MISO Begins Cold Snap Examination
MISO is still collecting data and reviewing the actions it took during a massive cold spell that gripped most of the U.S. in mid-February.

MISO is still collecting data and reviewing the actions it took during a massive cold spell that gripped most of the U.S. in mid-February.

Frigid temperatures Feb. 14-16 across most of the RTO’s footprint created paper-thin — and then nonexistent — reserve margins, particularly in MISO South. In all, MISO temporarily interrupted load Feb. 16-17 in parts of Southeast Texas, South and Central Louisiana, and South-Central Illinois. The rotating outage orders ended Feb. 17 at 1 a.m. EST.

“There’s just so much to still unpack from last week. … There’s going to be so much information coming out in the next few weeks,” MISO Senior Director of Operations Planning J.T. Smith said during a Reliability Subcommittee teleconference Feb. 25.

_Objectives_
1/ In the article on MISO's cold snap review, when did the rotating outage orders end?
2/ Continue the article on MISO's cold snap review from its last sentence.

_Recorded information_
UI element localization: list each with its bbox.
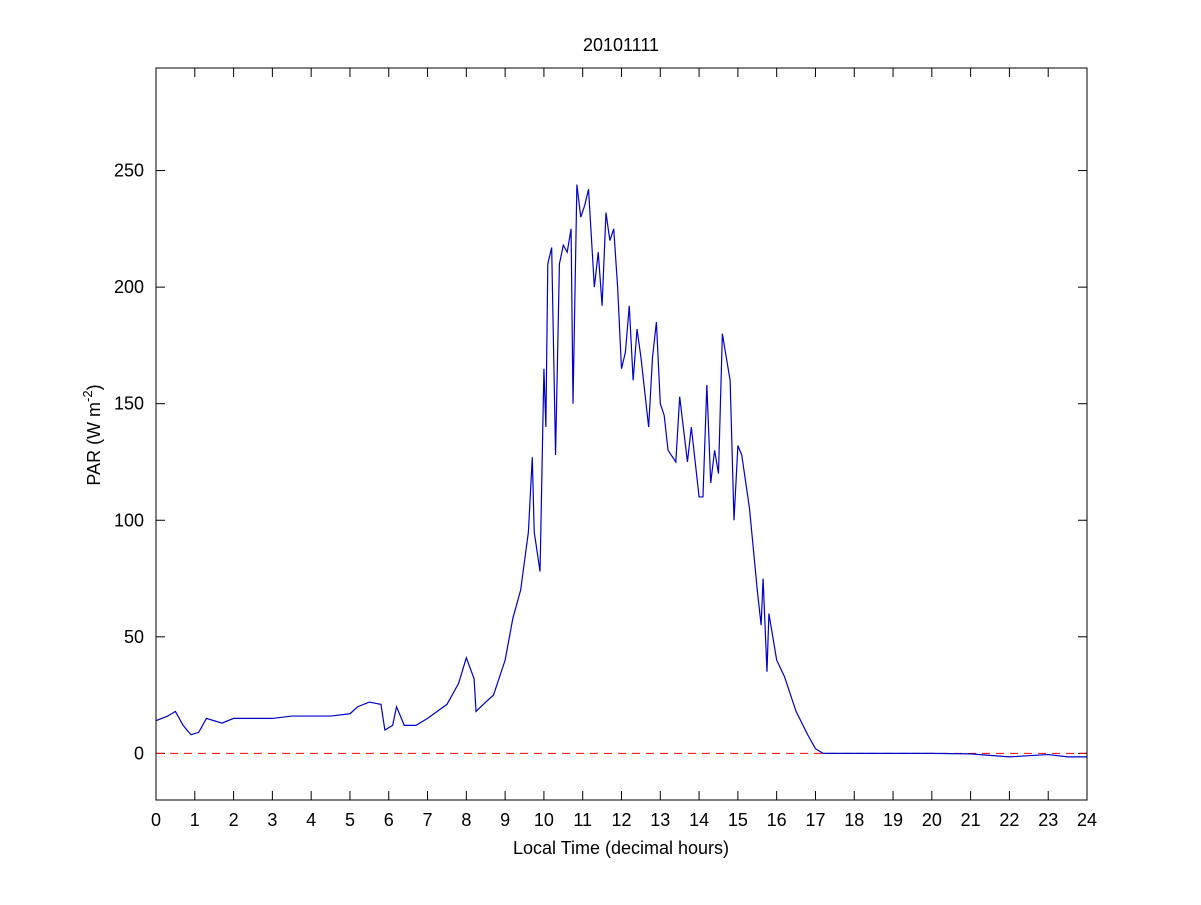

_Responses to the exercise_
1/ They ended Feb. 17 at 1 a.m. EST.

2/
Smith said while operations and actions taken were similar to previous cold weather events in MISO South, the biggest dissimilarity was how far-reaching the arctic blast was.

“This was a more widespread cold weather event,” Smith said. “This time our neighbors weren’t as spared.”

He said the frigid air brought rain and snowstorms in addition to a band of ice storms that traveled through southern portions of the footprint.

“It wasn’t just cold weather, it was also severe weather,” he said.

The National Oceanic and Atmospheric Administration said nearly three-quarters of the contiguous U.S. was blanketed in snow Feb. 16.

After MISO declared the grid stable on the afternoon of Feb. 17, the South region briefly slipped back into an emergency event.

Smith said the RTO knew a week in advance that a polar vortex was imminent and began reaching out to members for their generation availability. Complicating matters, he said, was the Presidents’ Day gas trading holiday on Monday. He said MISO urged members to secure all fuel needs during gas clearing on Friday.

“We tried to be as thoughtful as possible on the front end of it, but once we got into real-time … we saw the extreme cold on the generation and transmission become much more stressful,” he said.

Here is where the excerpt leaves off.